- _Requirement_
Each entry here needs to be set down again exactly, please; pictures are left out.

Dataset entries:
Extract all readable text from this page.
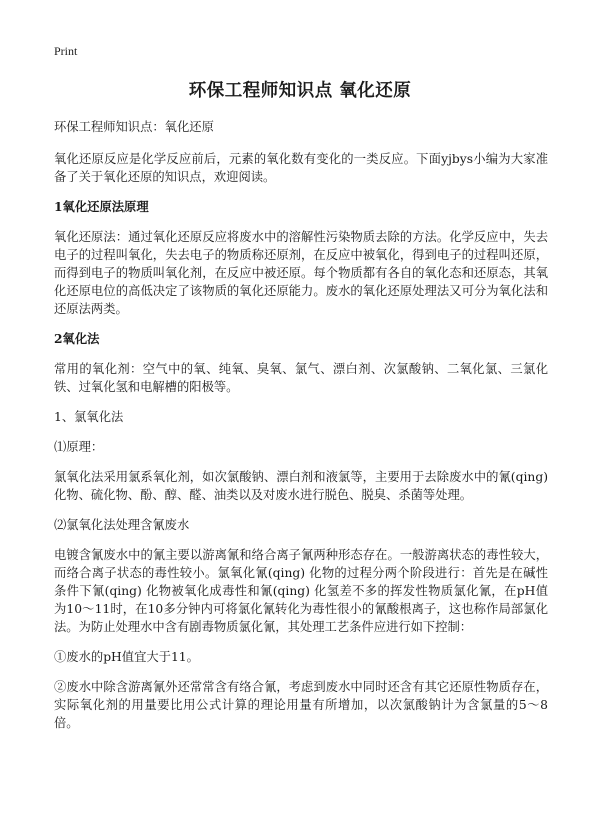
Print
环保工程师知识点 氧化还原

环保工程师知识点：氧化还原

氧化还原反应是化学反应前后，元素的氧化数有变化的一类反应。下面yjbys小编为大家准备了关于氧化还原的知识点，欢迎阅读。

1氧化还原法原理

氧化还原法：通过氧化还原反应将废水中的溶解性污染物质去除的方法。化学反应中，失去电子的过程叫氧化，失去电子的物质称还原剂，在反应中被氧化，得到电子的过程叫还原，而得到电子的物质叫氧化剂，在反应中被还原。每个物质都有各自的氧化态和还原态，其氧化还原电位的高低决定了该物质的氧化还原能力。废水的氧化还原处理法又可分为氧化法和还原法两类。

2氧化法

常用的氧化剂：空气中的氧、纯氧、臭氧、氯气、漂白剂、次氯酸钠、二氧化氯、三氯化铁、过氧化氢和电解槽的阳极等。

1、氯氧化法

⑴原理：

氯氧化法采用氯系氧化剂，如次氯酸钠、漂白剂和液氯等，主要用于去除废水中的氰(qing) 化物、硫化物、酚、醇、醛、油类以及对废水进行脱色、脱臭、杀菌等处理。

⑵氯氧化法处理含氰废水

电镀含氰废水中的氰主要以游离氰和络合离子氰两种形态存在。一般游离状态的毒性较大，而络合离子状态的毒性较小。氯氧化氰(qing) 化物的过程分两个阶段进行：首先是在碱性条件下氰(qing) 化物被氧化成毒性和氰(qing) 化氢差不多的挥发性物质氯化氰，在pH值为10～11时，在10多分钟内可将氯化氰转化为毒性很小的氰酸根离子，这也称作局部氯化法。为防止处理水中含有剧毒物质氯化氰，其处理工艺条件应进行如下控制：

①废水的pH值宜大于11。

②废水中除含游离氰外还常常含有络合氰，考虑到废水中同时还含有其它还原性物质存在，实际氧化剂的用量要比用公式计算的理论用量有所增加，以次氯酸钠计为含氯量的5～8倍。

- _Correct response_
Extract all readable text from this page.
Print
环保工程师知识点 氧化还原

环保工程师知识点：氧化还原

氧化还原反应是化学反应前后，元素的氧化数有变化的一类反应。下面yjbys小编为大家准备了关于氧化还原的知识点，欢迎阅读。

1氧化还原法原理

氧化还原法：通过氧化还原反应将废水中的溶解性污染物质去除的方法。化学反应中，失去电子的过程叫氧化，失去电子的物质称还原剂，在反应中被氧化，得到电子的过程叫还原，而得到电子的物质叫氧化剂，在反应中被还原。每个物质都有各自的氧化态和还原态，其氧化还原电位的高低决定了该物质的氧化还原能力。废水的氧化还原处理法又可分为氧化法和还原法两类。

2氧化法

常用的氧化剂：空气中的氧、纯氧、臭氧、氯气、漂白剂、次氯酸钠、二氧化氯、三氯化铁、过氧化氢和电解槽的阳极等。

1、氯氧化法

⑴原理：

氯氧化法采用氯系氧化剂，如次氯酸钠、漂白剂和液氯等，主要用于去除废水中的氰(qing) 化物、硫化物、酚、醇、醛、油类以及对废水进行脱色、脱臭、杀菌等处理。

⑵氯氧化法处理含氰废水

电镀含氰废水中的氰主要以游离氰和络合离子氰两种形态存在。一般游离状态的毒性较大，而络合离子状态的毒性较小。氯氧化氰(qing) 化物的过程分两个阶段进行：首先是在碱性条件下氰(qing) 化物被氧化成毒性和氰(qing) 化氢差不多的挥发性物质氯化氰，在pH值为10～11时，在10多分钟内可将氯化氰转化为毒性很小的氰酸根离子，这也称作局部氯化法。为防止处理水中含有剧毒物质氯化氰，其处理工艺条件应进行如下控制：

①废水的pH值宜大于11。

②废水中除含游离氰外还常常含有络合氰，考虑到废水中同时还含有其它还原性物质存在，实际氧化剂的用量要比用公式计算的理论用量有所增加，以次氯酸钠计为含氯量的5～8倍。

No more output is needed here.